(Rows from a dataset)
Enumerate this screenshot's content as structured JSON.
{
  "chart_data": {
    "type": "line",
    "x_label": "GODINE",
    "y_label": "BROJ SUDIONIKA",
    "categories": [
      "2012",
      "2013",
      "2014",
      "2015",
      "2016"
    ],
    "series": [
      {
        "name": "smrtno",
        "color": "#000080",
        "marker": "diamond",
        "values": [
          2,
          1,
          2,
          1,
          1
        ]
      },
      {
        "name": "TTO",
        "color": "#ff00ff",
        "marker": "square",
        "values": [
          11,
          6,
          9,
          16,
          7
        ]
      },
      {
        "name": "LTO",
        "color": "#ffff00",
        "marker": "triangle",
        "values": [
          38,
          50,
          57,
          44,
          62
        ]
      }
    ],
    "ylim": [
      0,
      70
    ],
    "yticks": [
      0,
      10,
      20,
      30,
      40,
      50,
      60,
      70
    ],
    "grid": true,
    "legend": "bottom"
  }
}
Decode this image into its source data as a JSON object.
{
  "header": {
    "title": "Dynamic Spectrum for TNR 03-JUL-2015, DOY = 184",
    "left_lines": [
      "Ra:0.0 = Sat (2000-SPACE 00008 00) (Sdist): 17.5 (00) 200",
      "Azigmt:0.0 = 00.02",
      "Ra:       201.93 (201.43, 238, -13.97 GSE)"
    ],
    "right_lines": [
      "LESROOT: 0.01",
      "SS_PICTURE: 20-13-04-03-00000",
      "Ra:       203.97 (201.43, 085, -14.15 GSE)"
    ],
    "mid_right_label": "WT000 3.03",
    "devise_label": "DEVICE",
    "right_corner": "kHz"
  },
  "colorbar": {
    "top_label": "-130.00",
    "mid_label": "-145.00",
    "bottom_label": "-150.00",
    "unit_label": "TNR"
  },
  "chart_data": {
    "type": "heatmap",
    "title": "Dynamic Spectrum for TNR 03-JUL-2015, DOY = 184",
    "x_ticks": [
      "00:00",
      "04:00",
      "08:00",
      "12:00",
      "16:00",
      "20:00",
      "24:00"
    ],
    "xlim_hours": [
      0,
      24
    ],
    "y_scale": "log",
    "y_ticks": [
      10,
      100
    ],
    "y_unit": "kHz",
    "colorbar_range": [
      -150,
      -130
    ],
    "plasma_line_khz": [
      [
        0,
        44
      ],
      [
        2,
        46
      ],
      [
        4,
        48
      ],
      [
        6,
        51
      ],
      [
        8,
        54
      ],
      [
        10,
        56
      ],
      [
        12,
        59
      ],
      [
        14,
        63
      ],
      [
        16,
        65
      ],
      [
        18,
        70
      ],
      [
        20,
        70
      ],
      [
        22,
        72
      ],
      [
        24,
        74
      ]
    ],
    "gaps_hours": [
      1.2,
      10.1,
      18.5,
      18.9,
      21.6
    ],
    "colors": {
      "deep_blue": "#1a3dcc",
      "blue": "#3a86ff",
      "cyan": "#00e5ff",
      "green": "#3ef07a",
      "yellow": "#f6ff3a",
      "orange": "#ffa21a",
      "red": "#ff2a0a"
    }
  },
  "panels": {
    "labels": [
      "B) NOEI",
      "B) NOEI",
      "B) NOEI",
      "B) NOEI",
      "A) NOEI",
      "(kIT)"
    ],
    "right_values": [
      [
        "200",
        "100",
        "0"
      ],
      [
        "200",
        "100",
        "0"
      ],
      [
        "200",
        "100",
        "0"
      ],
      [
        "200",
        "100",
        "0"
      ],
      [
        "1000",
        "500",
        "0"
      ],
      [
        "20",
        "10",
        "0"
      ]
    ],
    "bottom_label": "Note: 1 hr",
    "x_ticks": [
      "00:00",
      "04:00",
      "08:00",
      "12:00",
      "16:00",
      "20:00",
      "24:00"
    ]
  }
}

* **What to produce**
Transcribe all lines as written.

* **Finished task**
Enumerate this screenshot's content as structured JSON.
{
  "chart_data": {
    "type": "line",
    "x_label": "GODINE",
    "y_label": "BROJ SUDIONIKA",
    "categories": [
      "2012",
      "2013",
      "2014",
      "2015",
      "2016"
    ],
    "series": [
      {
        "name": "smrtno",
        "color": "#000080",
        "marker": "diamond",
        "values": [
          2,
          1,
          2,
          1,
          1
        ]
      },
      {
        "name": "TTO",
        "color": "#ff00ff",
        "marker": "square",
        "values": [
          11,
          6,
          9,
          16,
          7
        ]
      },
      {
        "name": "LTO",
        "color": "#ffff00",
        "marker": "triangle",
        "values": [
          38,
          50,
          57,
          44,
          62
        ]
      }
    ],
    "ylim": [
      0,
      70
    ],
    "yticks": [
      0,
      10,
      20,
      30,
      40,
      50,
      60,
      70
    ],
    "grid": true,
    "legend": "bottom"
  }
}
Decode this image into its source data as a JSON object.
{
  "header": {
    "title": "Dynamic Spectrum for TNR 03-JUL-2015, DOY = 184",
    "left_lines": [
      "Ra:0.0 = Sat (2000-SPACE 00008 00) (Sdist): 17.5 (00) 200",
      "Azigmt:0.0 = 00.02",
      "Ra:       201.93 (201.43, 238, -13.97 GSE)"
    ],
    "right_lines": [
      "LESROOT: 0.01",
      "SS_PICTURE: 20-13-04-03-00000",
      "Ra:       203.97 (201.43, 085, -14.15 GSE)"
    ],
    "mid_right_label": "WT000 3.03",
    "devise_label": "DEVICE",
    "right_corner": "kHz"
  },
  "colorbar": {
    "top_label": "-130.00",
    "mid_label": "-145.00",
    "bottom_label": "-150.00",
    "unit_label": "TNR"
  },
  "chart_data": {
    "type": "heatmap",
    "title": "Dynamic Spectrum for TNR 03-JUL-2015, DOY = 184",
    "x_ticks": [
      "00:00",
      "04:00",
      "08:00",
      "12:00",
      "16:00",
      "20:00",
      "24:00"
    ],
    "xlim_hours": [
      0,
      24
    ],
    "y_scale": "log",
    "y_ticks": [
      10,
      100
    ],
    "y_unit": "kHz",
    "colorbar_range": [
      -150,
      -130
    ],
    "plasma_line_khz": [
      [
        0,
        44
      ],
      [
        2,
        46
      ],
      [
        4,
        48
      ],
      [
        6,
        51
      ],
      [
        8,
        54
      ],
      [
        10,
        56
      ],
      [
        12,
        59
      ],
      [
        14,
        63
      ],
      [
        16,
        65
      ],
      [
        18,
        70
      ],
      [
        20,
        70
      ],
      [
        22,
        72
      ],
      [
        24,
        74
      ]
    ],
    "gaps_hours": [
      1.2,
      10.1,
      18.5,
      18.9,
      21.6
    ],
    "colors": {
      "deep_blue": "#1a3dcc",
      "blue": "#3a86ff",
      "cyan": "#00e5ff",
      "green": "#3ef07a",
      "yellow": "#f6ff3a",
      "orange": "#ffa21a",
      "red": "#ff2a0a"
    }
  },
  "panels": {
    "labels": [
      "B) NOEI",
      "B) NOEI",
      "B) NOEI",
      "B) NOEI",
      "A) NOEI",
      "(kIT)"
    ],
    "right_values": [
      [
        "200",
        "100",
        "0"
      ],
      [
        "200",
        "100",
        "0"
      ],
      [
        "200",
        "100",
        "0"
      ],
      [
        "200",
        "100",
        "0"
      ],
      [
        "1000",
        "500",
        "0"
      ],
      [
        "20",
        "10",
        "0"
      ]
    ],
    "bottom_label": "Note: 1 hr",
    "x_ticks": [
      "00:00",
      "04:00",
      "08:00",
      "12:00",
      "16:00",
      "20:00",
      "24:00"
    ]
  }
}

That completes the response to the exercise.